In how many lines of the data does the word "name" appear? Give the number by itself.

Start of Supplied data

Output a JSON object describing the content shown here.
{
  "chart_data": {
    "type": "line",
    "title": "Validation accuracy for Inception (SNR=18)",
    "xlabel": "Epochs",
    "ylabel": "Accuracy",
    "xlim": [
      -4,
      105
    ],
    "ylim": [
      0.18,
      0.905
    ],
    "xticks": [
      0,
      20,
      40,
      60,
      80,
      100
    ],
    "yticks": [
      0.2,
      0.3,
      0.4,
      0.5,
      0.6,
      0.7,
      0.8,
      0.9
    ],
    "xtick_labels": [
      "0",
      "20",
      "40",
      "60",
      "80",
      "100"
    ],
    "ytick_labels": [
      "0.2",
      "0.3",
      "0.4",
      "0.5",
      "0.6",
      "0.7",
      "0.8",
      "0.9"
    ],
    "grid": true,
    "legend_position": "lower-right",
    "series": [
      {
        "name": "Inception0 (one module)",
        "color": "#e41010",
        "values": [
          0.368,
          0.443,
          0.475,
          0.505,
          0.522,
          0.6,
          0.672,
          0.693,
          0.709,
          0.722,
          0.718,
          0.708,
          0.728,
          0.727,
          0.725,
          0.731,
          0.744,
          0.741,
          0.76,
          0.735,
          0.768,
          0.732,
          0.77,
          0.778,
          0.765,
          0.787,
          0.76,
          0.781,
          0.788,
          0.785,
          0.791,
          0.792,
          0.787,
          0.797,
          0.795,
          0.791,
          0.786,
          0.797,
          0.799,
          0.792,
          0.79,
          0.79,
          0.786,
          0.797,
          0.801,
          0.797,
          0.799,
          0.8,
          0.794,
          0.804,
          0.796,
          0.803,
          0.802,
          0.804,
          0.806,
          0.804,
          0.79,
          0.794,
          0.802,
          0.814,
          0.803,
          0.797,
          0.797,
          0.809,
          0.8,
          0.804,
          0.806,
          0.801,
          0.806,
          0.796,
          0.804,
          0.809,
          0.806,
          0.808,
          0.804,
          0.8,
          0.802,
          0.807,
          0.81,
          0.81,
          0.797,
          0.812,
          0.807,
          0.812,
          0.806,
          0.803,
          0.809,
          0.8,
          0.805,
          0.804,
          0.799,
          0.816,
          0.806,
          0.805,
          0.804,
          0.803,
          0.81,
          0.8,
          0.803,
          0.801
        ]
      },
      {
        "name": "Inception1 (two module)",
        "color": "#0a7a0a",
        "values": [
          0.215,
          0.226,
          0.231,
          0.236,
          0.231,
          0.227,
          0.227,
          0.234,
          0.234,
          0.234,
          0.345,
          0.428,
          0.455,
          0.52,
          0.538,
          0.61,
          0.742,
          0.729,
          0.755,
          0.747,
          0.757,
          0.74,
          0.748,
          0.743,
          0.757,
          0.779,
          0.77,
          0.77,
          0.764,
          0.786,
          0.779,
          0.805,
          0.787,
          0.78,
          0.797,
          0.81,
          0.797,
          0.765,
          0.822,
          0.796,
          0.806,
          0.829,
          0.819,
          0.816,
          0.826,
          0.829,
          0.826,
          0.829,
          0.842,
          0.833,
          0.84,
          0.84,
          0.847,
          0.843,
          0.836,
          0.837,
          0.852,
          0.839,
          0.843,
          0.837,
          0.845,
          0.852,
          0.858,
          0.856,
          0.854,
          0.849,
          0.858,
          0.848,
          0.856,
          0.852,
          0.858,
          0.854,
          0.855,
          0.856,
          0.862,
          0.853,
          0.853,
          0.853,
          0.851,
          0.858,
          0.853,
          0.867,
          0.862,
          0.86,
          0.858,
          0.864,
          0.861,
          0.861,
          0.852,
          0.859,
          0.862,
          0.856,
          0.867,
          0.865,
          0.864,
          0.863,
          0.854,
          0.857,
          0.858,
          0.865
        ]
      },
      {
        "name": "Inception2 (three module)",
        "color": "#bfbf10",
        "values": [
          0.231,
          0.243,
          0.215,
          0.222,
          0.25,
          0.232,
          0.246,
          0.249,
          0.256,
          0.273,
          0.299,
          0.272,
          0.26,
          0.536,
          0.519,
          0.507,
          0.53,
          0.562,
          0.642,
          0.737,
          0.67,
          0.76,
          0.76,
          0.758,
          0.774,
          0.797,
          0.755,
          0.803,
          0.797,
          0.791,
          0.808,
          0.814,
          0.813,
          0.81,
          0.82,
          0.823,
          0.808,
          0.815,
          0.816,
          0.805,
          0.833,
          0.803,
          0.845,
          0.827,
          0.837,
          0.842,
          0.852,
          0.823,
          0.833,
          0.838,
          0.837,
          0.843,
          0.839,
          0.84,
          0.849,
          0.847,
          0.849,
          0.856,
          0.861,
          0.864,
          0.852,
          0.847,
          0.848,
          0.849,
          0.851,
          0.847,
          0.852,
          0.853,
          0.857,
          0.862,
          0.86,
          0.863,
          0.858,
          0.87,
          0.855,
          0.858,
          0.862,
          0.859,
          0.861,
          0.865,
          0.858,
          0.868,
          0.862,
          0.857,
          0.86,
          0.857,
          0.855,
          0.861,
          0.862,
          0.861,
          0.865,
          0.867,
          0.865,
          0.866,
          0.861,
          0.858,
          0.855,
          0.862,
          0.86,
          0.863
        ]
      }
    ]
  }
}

End of Supplied data

● Response
3